# start of Excerpted records

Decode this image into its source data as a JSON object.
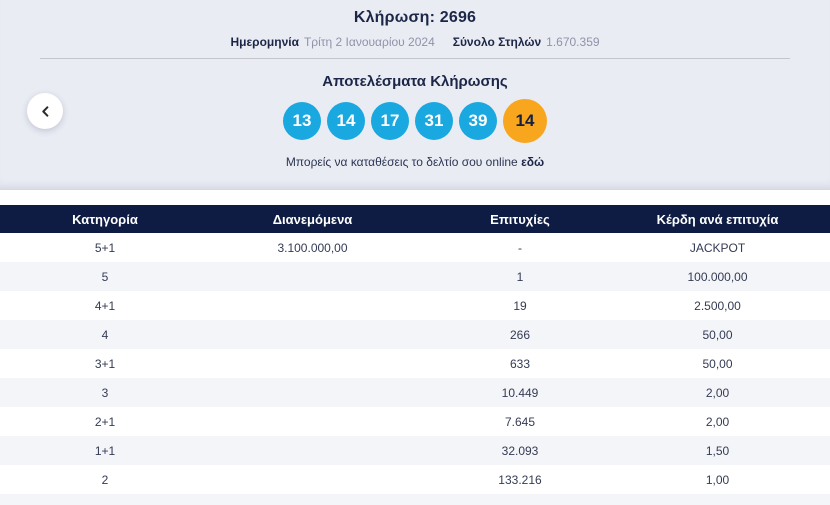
{
  "colors": {
    "band_bg": "#eaecf4",
    "divider": "#c5c6cd",
    "heading_text": "#1c2647",
    "muted_text": "#8f93a8",
    "body_text": "#343b53",
    "ball_blue": "#1aa8e0",
    "ball_bonus_orange": "#f8a61e",
    "ball_bonus_text": "#14213f",
    "table_header_bg": "#0e1c44",
    "table_header_text": "#ffffff",
    "row_alt_bg": "#f4f5f9"
  },
  "header": {
    "title": "Κλήρωση: 2696",
    "date_label": "Ημερομηνία",
    "date_value": "Τρίτη 2 Ιανουαρίου 2024",
    "columns_label": "Σύνολο Στηλών",
    "columns_value": "1.670.359"
  },
  "results": {
    "heading": "Αποτελέσματα Κλήρωσης",
    "numbers": [
      "13",
      "14",
      "17",
      "31",
      "39"
    ],
    "bonus_number": "14",
    "cta_text": "Μπορείς να καταθέσεις το δελτίο σου online",
    "cta_link_label": "εδώ"
  },
  "table": {
    "headers": [
      "Κατηγορία",
      "Διανεμόμενα",
      "Επιτυχίες",
      "Κέρδη ανά επιτυχία"
    ],
    "rows": [
      [
        "5+1",
        "3.100.000,00",
        "-",
        "JACKPOT"
      ],
      [
        "5",
        "",
        "1",
        "100.000,00"
      ],
      [
        "4+1",
        "",
        "19",
        "2.500,00"
      ],
      [
        "4",
        "",
        "266",
        "50,00"
      ],
      [
        "3+1",
        "",
        "633",
        "50,00"
      ],
      [
        "3",
        "",
        "10.449",
        "2,00"
      ],
      [
        "2+1",
        "",
        "7.645",
        "2,00"
      ],
      [
        "1+1",
        "",
        "32.093",
        "1,50"
      ],
      [
        "2",
        "",
        "133.216",
        "1,00"
      ]
    ]
  }
}
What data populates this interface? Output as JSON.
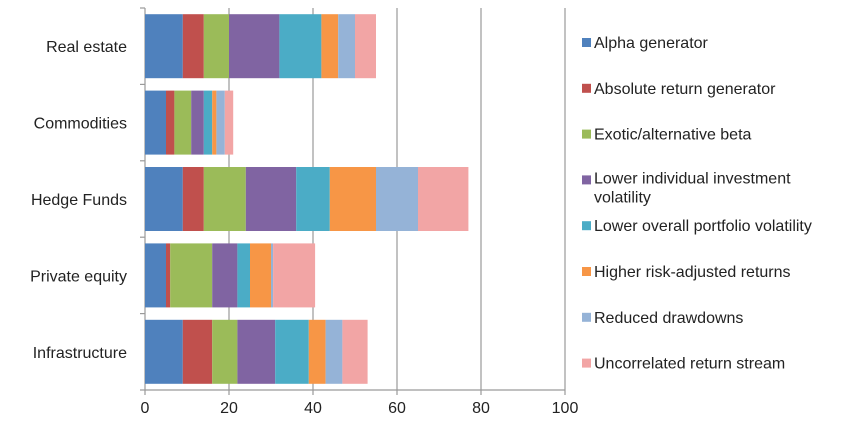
{
  "chart_data": {
    "type": "bar",
    "orientation": "horizontal",
    "stacked": true,
    "title": "",
    "xlabel": "",
    "ylabel": "",
    "xlim": [
      0,
      100
    ],
    "x_ticks": [
      "0",
      "20",
      "40",
      "60",
      "80",
      "100"
    ],
    "grid": true,
    "legend_position": "right",
    "categories": [
      "Real estate",
      "Commodities",
      "Hedge Funds",
      "Private equity",
      "Infrastructure"
    ],
    "series": [
      {
        "name": "Alpha generator",
        "color": "#4f81bd",
        "values": [
          9,
          5,
          9,
          5,
          9
        ]
      },
      {
        "name": "Absolute return generator",
        "color": "#c0504d",
        "values": [
          5,
          2,
          5,
          1,
          7
        ]
      },
      {
        "name": "Exotic/alternative beta",
        "color": "#9bbb59",
        "values": [
          6,
          4,
          10,
          10,
          6
        ]
      },
      {
        "name": "Lower individual investment volatility",
        "color": "#8064a2",
        "values": [
          12,
          3,
          12,
          6,
          9
        ]
      },
      {
        "name": "Lower overall portfolio volatility",
        "color": "#4bacc6",
        "values": [
          10,
          2,
          8,
          3,
          8
        ]
      },
      {
        "name": "Higher risk-adjusted returns",
        "color": "#f79646",
        "values": [
          4,
          1,
          11,
          5,
          4
        ]
      },
      {
        "name": "Reduced drawdowns",
        "color": "#95b3d7",
        "values": [
          4,
          2,
          10,
          0.5,
          4
        ]
      },
      {
        "name": "Uncorrelated return stream",
        "color": "#f2a5a5",
        "values": [
          5,
          2,
          12,
          10,
          6
        ]
      }
    ]
  }
}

# end of Excerpted records

_Instructions to follow_:
Check every line of the listing for the string "this" and report how many lines have it, as a number alone.

_Finished task_:
2